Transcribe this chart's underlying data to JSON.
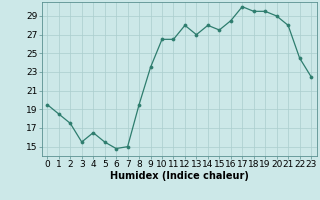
{
  "x": [
    0,
    1,
    2,
    3,
    4,
    5,
    6,
    7,
    8,
    9,
    10,
    11,
    12,
    13,
    14,
    15,
    16,
    17,
    18,
    19,
    20,
    21,
    22,
    23
  ],
  "y": [
    19.5,
    18.5,
    17.5,
    15.5,
    16.5,
    15.5,
    14.8,
    15.0,
    19.5,
    23.5,
    26.5,
    26.5,
    28.0,
    27.0,
    28.0,
    27.5,
    28.5,
    30.0,
    29.5,
    29.5,
    29.0,
    28.0,
    24.5,
    22.5
  ],
  "xlabel": "Humidex (Indice chaleur)",
  "xlim": [
    -0.5,
    23.5
  ],
  "ylim": [
    14,
    30.5
  ],
  "yticks": [
    15,
    17,
    19,
    21,
    23,
    25,
    27,
    29
  ],
  "xticks": [
    0,
    1,
    2,
    3,
    4,
    5,
    6,
    7,
    8,
    9,
    10,
    11,
    12,
    13,
    14,
    15,
    16,
    17,
    18,
    19,
    20,
    21,
    22,
    23
  ],
  "line_color": "#2e7d6e",
  "marker_color": "#2e7d6e",
  "bg_color": "#cce8e8",
  "grid_color": "#aacece",
  "spine_color": "#5a9090",
  "xlabel_fontsize": 7,
  "tick_fontsize": 6.5,
  "line_width": 0.9,
  "marker_size": 2.2
}
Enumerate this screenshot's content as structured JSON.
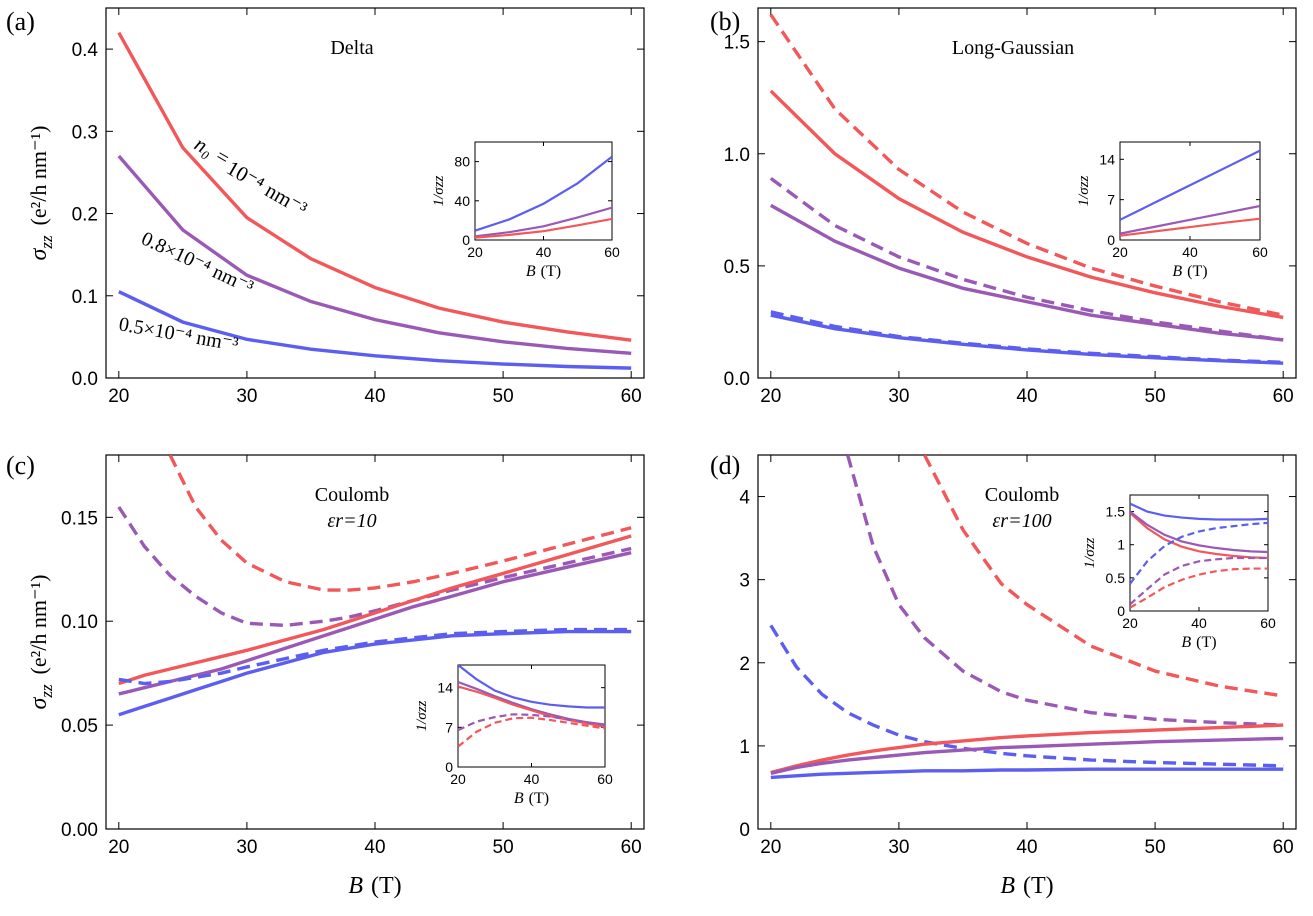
{
  "colors": {
    "red": "#f2575a",
    "purple": "#9b59b6",
    "blue": "#5c5ef0"
  },
  "chart_data": [
    {
      "panel": "(a)",
      "type": "line",
      "title": "Delta",
      "xlabel": "",
      "ylabel_sym": "σ",
      "ylabel_sub": "zz",
      "ylabel_unit": "(e²/h nm⁻¹)",
      "xlim": [
        19,
        61
      ],
      "ylim": [
        0,
        0.45
      ],
      "xticks": [
        20,
        30,
        40,
        50,
        60
      ],
      "xtick_labels": [
        "20",
        "30",
        "40",
        "50",
        "60"
      ],
      "yticks": [
        0,
        0.1,
        0.2,
        0.3,
        0.4
      ],
      "ytick_labels": [
        "0.0",
        "0.1",
        "0.2",
        "0.3",
        "0.4"
      ],
      "x": [
        20,
        25,
        30,
        35,
        40,
        45,
        50,
        55,
        60
      ],
      "series": [
        {
          "color": "red",
          "dash": false,
          "values": [
            0.42,
            0.28,
            0.195,
            0.145,
            0.11,
            0.085,
            0.068,
            0.056,
            0.046
          ]
        },
        {
          "color": "purple",
          "dash": false,
          "values": [
            0.27,
            0.18,
            0.125,
            0.093,
            0.071,
            0.055,
            0.044,
            0.036,
            0.03
          ]
        },
        {
          "color": "blue",
          "dash": false,
          "values": [
            0.105,
            0.068,
            0.047,
            0.035,
            0.027,
            0.021,
            0.017,
            0.014,
            0.012
          ]
        }
      ],
      "annotations": [
        {
          "text": "n₀ = ",
          "color": "#000000"
        },
        {
          "text": "10⁻⁴ nm⁻³",
          "color": "red"
        },
        {
          "text": "0.8×10⁻⁴ nm⁻³",
          "color": "purple"
        },
        {
          "text": "0.5×10⁻⁴ nm⁻³",
          "color": "blue"
        }
      ],
      "inset": {
        "ylabel": "1/σzz",
        "xlabel_sym": "B",
        "xlabel_unit": "(T)",
        "xlim": [
          20,
          60
        ],
        "ylim": [
          0,
          100
        ],
        "xticks": [
          20,
          40,
          60
        ],
        "xtick_labels": [
          "20",
          "40",
          "60"
        ],
        "yticks": [
          0,
          40,
          80
        ],
        "ytick_labels": [
          "0",
          "40",
          "80"
        ],
        "x": [
          20,
          30,
          40,
          50,
          60
        ],
        "series": [
          {
            "color": "blue",
            "dash": false,
            "values": [
              9.5,
              21,
              37,
              58,
              85
            ]
          },
          {
            "color": "purple",
            "dash": false,
            "values": [
              3.7,
              8,
              14,
              23,
              33
            ]
          },
          {
            "color": "red",
            "dash": false,
            "values": [
              2.4,
              5.2,
              9,
              15,
              21.5
            ]
          }
        ]
      }
    },
    {
      "panel": "(b)",
      "type": "line",
      "title": "Long-Gaussian",
      "xlabel": "",
      "ylabel_sym": "",
      "ylabel_sub": "",
      "ylabel_unit": "",
      "xlim": [
        19,
        61
      ],
      "ylim": [
        0,
        1.65
      ],
      "xticks": [
        20,
        30,
        40,
        50,
        60
      ],
      "xtick_labels": [
        "20",
        "30",
        "40",
        "50",
        "60"
      ],
      "yticks": [
        0,
        0.5,
        1.0,
        1.5
      ],
      "ytick_labels": [
        "0.0",
        "0.5",
        "1.0",
        "1.5"
      ],
      "x": [
        20,
        25,
        30,
        35,
        40,
        45,
        50,
        55,
        60
      ],
      "series": [
        {
          "color": "red",
          "dash": true,
          "values": [
            1.62,
            1.2,
            0.93,
            0.74,
            0.6,
            0.49,
            0.41,
            0.34,
            0.28
          ]
        },
        {
          "color": "red",
          "dash": false,
          "values": [
            1.28,
            1.0,
            0.8,
            0.65,
            0.54,
            0.45,
            0.38,
            0.32,
            0.27
          ]
        },
        {
          "color": "purple",
          "dash": true,
          "values": [
            0.89,
            0.68,
            0.54,
            0.44,
            0.36,
            0.3,
            0.25,
            0.21,
            0.17
          ]
        },
        {
          "color": "purple",
          "dash": false,
          "values": [
            0.77,
            0.61,
            0.49,
            0.4,
            0.34,
            0.28,
            0.24,
            0.2,
            0.17
          ]
        },
        {
          "color": "blue",
          "dash": true,
          "values": [
            0.295,
            0.23,
            0.185,
            0.155,
            0.13,
            0.11,
            0.095,
            0.08,
            0.07
          ]
        },
        {
          "color": "blue",
          "dash": false,
          "values": [
            0.28,
            0.22,
            0.18,
            0.15,
            0.125,
            0.105,
            0.09,
            0.077,
            0.066
          ]
        }
      ],
      "annotations": [],
      "inset": {
        "ylabel": "1/σzz",
        "xlabel_sym": "B",
        "xlabel_unit": "(T)",
        "xlim": [
          20,
          60
        ],
        "ylim": [
          0,
          17
        ],
        "xticks": [
          20,
          40,
          60
        ],
        "xtick_labels": [
          "20",
          "40",
          "60"
        ],
        "yticks": [
          0,
          7,
          14
        ],
        "ytick_labels": [
          "0",
          "7",
          "14"
        ],
        "x": [
          20,
          30,
          40,
          50,
          60
        ],
        "series": [
          {
            "color": "blue",
            "dash": false,
            "values": [
              3.5,
              6.5,
              9.5,
              12.5,
              15.5
            ]
          },
          {
            "color": "purple",
            "dash": false,
            "values": [
              1.1,
              2.3,
              3.5,
              4.7,
              5.9
            ]
          },
          {
            "color": "red",
            "dash": false,
            "values": [
              0.75,
              1.5,
              2.25,
              3.0,
              3.7
            ]
          }
        ]
      }
    },
    {
      "panel": "(c)",
      "type": "line",
      "title": "Coulomb",
      "subtitle": "εr=10",
      "xlabel_sym": "B",
      "xlabel_unit": "(T)",
      "ylabel_sym": "σ",
      "ylabel_sub": "zz",
      "ylabel_unit": "(e²/h nm⁻¹)",
      "xlim": [
        19,
        61
      ],
      "ylim": [
        0,
        0.18
      ],
      "xticks": [
        20,
        30,
        40,
        50,
        60
      ],
      "xtick_labels": [
        "20",
        "30",
        "40",
        "50",
        "60"
      ],
      "yticks": [
        0,
        0.05,
        0.1,
        0.15
      ],
      "ytick_labels": [
        "0.00",
        "0.05",
        "0.10",
        "0.15"
      ],
      "x": [
        20,
        22,
        24,
        26,
        28,
        30,
        33,
        36,
        38,
        40,
        43,
        46,
        50,
        55,
        60
      ],
      "series": [
        {
          "color": "red",
          "dash": true,
          "values": [
            null,
            null,
            0.18,
            0.155,
            0.139,
            0.128,
            0.119,
            0.115,
            0.115,
            0.116,
            0.119,
            0.123,
            0.129,
            0.137,
            0.145
          ]
        },
        {
          "color": "purple",
          "dash": true,
          "values": [
            0.155,
            0.136,
            0.122,
            0.112,
            0.104,
            0.099,
            0.098,
            0.1,
            0.102,
            0.105,
            0.11,
            0.115,
            0.121,
            0.128,
            0.135
          ]
        },
        {
          "color": "red",
          "dash": false,
          "values": [
            0.07,
            0.074,
            0.077,
            0.08,
            0.083,
            0.086,
            0.091,
            0.096,
            0.1,
            0.104,
            0.11,
            0.116,
            0.123,
            0.132,
            0.141
          ]
        },
        {
          "color": "purple",
          "dash": false,
          "values": [
            0.065,
            0.068,
            0.071,
            0.074,
            0.077,
            0.081,
            0.087,
            0.093,
            0.097,
            0.101,
            0.107,
            0.112,
            0.119,
            0.126,
            0.133
          ]
        },
        {
          "color": "blue",
          "dash": true,
          "values": [
            0.072,
            0.07,
            0.071,
            0.073,
            0.075,
            0.078,
            0.082,
            0.086,
            0.088,
            0.09,
            0.092,
            0.094,
            0.095,
            0.096,
            0.096
          ]
        },
        {
          "color": "blue",
          "dash": false,
          "values": [
            0.055,
            0.059,
            0.063,
            0.067,
            0.071,
            0.075,
            0.08,
            0.085,
            0.087,
            0.089,
            0.091,
            0.093,
            0.094,
            0.095,
            0.095
          ]
        }
      ],
      "annotations": [],
      "inset": {
        "ylabel": "1/σzz",
        "xlabel_sym": "B",
        "xlabel_unit": "(T)",
        "xlim": [
          20,
          60
        ],
        "ylim": [
          0,
          18
        ],
        "xticks": [
          20,
          40,
          60
        ],
        "xtick_labels": [
          "20",
          "40",
          "60"
        ],
        "yticks": [
          0,
          7,
          14
        ],
        "ytick_labels": [
          "0",
          "7",
          "14"
        ],
        "x": [
          20,
          25,
          30,
          35,
          40,
          45,
          50,
          55,
          60
        ],
        "series": [
          {
            "color": "blue",
            "dash": false,
            "values": [
              18,
              15.5,
              13.5,
              12.3,
              11.5,
              11.0,
              10.7,
              10.5,
              10.5
            ]
          },
          {
            "color": "purple",
            "dash": false,
            "values": [
              15,
              13.8,
              12.5,
              11.3,
              10.2,
              9.3,
              8.5,
              7.9,
              7.5
            ]
          },
          {
            "color": "red",
            "dash": false,
            "values": [
              14.2,
              13.3,
              12.2,
              11.0,
              10.0,
              9.0,
              8.3,
              7.7,
              7.1
            ]
          },
          {
            "color": "purple",
            "dash": true,
            "values": [
              6.5,
              8.0,
              8.8,
              9.3,
              9.2,
              8.9,
              8.4,
              7.9,
              7.4
            ]
          },
          {
            "color": "red",
            "dash": true,
            "values": [
              3.6,
              6.2,
              7.8,
              8.6,
              8.7,
              8.3,
              7.8,
              7.3,
              6.8
            ]
          }
        ]
      }
    },
    {
      "panel": "(d)",
      "type": "line",
      "title": "Coulomb",
      "subtitle": "εr=100",
      "xlabel_sym": "B",
      "xlabel_unit": "(T)",
      "ylabel_sym": "",
      "ylabel_sub": "",
      "ylabel_unit": "",
      "xlim": [
        19,
        61
      ],
      "ylim": [
        0,
        4.5
      ],
      "xticks": [
        20,
        30,
        40,
        50,
        60
      ],
      "xtick_labels": [
        "20",
        "30",
        "40",
        "50",
        "60"
      ],
      "yticks": [
        0,
        1,
        2,
        3,
        4
      ],
      "ytick_labels": [
        "0",
        "1",
        "2",
        "3",
        "4"
      ],
      "x": [
        20,
        22,
        24,
        26,
        28,
        30,
        32,
        35,
        38,
        40,
        45,
        50,
        55,
        60
      ],
      "series": [
        {
          "color": "red",
          "dash": true,
          "values": [
            null,
            null,
            null,
            null,
            null,
            null,
            4.5,
            3.6,
            2.95,
            2.7,
            2.2,
            1.9,
            1.72,
            1.6
          ]
        },
        {
          "color": "purple",
          "dash": true,
          "values": [
            null,
            null,
            null,
            4.5,
            3.4,
            2.7,
            2.3,
            1.9,
            1.65,
            1.55,
            1.4,
            1.32,
            1.28,
            1.25
          ]
        },
        {
          "color": "blue",
          "dash": true,
          "values": [
            2.45,
            1.95,
            1.62,
            1.4,
            1.25,
            1.13,
            1.05,
            0.97,
            0.91,
            0.88,
            0.83,
            0.8,
            0.78,
            0.76
          ]
        },
        {
          "color": "red",
          "dash": false,
          "values": [
            0.68,
            0.76,
            0.83,
            0.89,
            0.94,
            0.98,
            1.02,
            1.06,
            1.1,
            1.12,
            1.16,
            1.19,
            1.22,
            1.25
          ]
        },
        {
          "color": "purple",
          "dash": false,
          "values": [
            0.67,
            0.74,
            0.79,
            0.83,
            0.86,
            0.89,
            0.92,
            0.95,
            0.98,
            0.99,
            1.02,
            1.05,
            1.07,
            1.09
          ]
        },
        {
          "color": "blue",
          "dash": false,
          "values": [
            0.62,
            0.64,
            0.66,
            0.67,
            0.68,
            0.69,
            0.7,
            0.7,
            0.71,
            0.71,
            0.72,
            0.72,
            0.72,
            0.72
          ]
        }
      ],
      "annotations": [],
      "inset": {
        "ylabel": "1/σzz",
        "xlabel_sym": "B",
        "xlabel_unit": "(T)",
        "xlim": [
          20,
          60
        ],
        "ylim": [
          0,
          1.75
        ],
        "xticks": [
          20,
          40,
          60
        ],
        "xtick_labels": [
          "20",
          "40",
          "60"
        ],
        "yticks": [
          0,
          0.5,
          1,
          1.5
        ],
        "ytick_labels": [
          "0",
          "0.5",
          "1",
          "1.5"
        ],
        "x": [
          20,
          25,
          30,
          35,
          40,
          45,
          50,
          55,
          60
        ],
        "series": [
          {
            "color": "blue",
            "dash": false,
            "values": [
              1.62,
              1.5,
              1.44,
              1.41,
              1.39,
              1.38,
              1.38,
              1.38,
              1.39
            ]
          },
          {
            "color": "red",
            "dash": false,
            "values": [
              1.48,
              1.25,
              1.08,
              0.97,
              0.9,
              0.86,
              0.83,
              0.81,
              0.8
            ]
          },
          {
            "color": "purple",
            "dash": false,
            "values": [
              1.5,
              1.3,
              1.15,
              1.05,
              0.99,
              0.95,
              0.92,
              0.9,
              0.89
            ]
          },
          {
            "color": "blue",
            "dash": true,
            "values": [
              0.41,
              0.75,
              0.98,
              1.12,
              1.2,
              1.25,
              1.28,
              1.31,
              1.33
            ]
          },
          {
            "color": "purple",
            "dash": true,
            "values": [
              0.1,
              0.33,
              0.55,
              0.68,
              0.75,
              0.78,
              0.8,
              0.8,
              0.8
            ]
          },
          {
            "color": "red",
            "dash": true,
            "values": [
              0.05,
              0.2,
              0.36,
              0.47,
              0.55,
              0.6,
              0.63,
              0.64,
              0.64
            ]
          }
        ]
      }
    }
  ]
}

__Your objective__: Copy every line of the listing that contains the word "this".

__Task answer__:
Transcribe this chart's underlying data to JSON.
Enumerate this screenshot's content as structured JSON.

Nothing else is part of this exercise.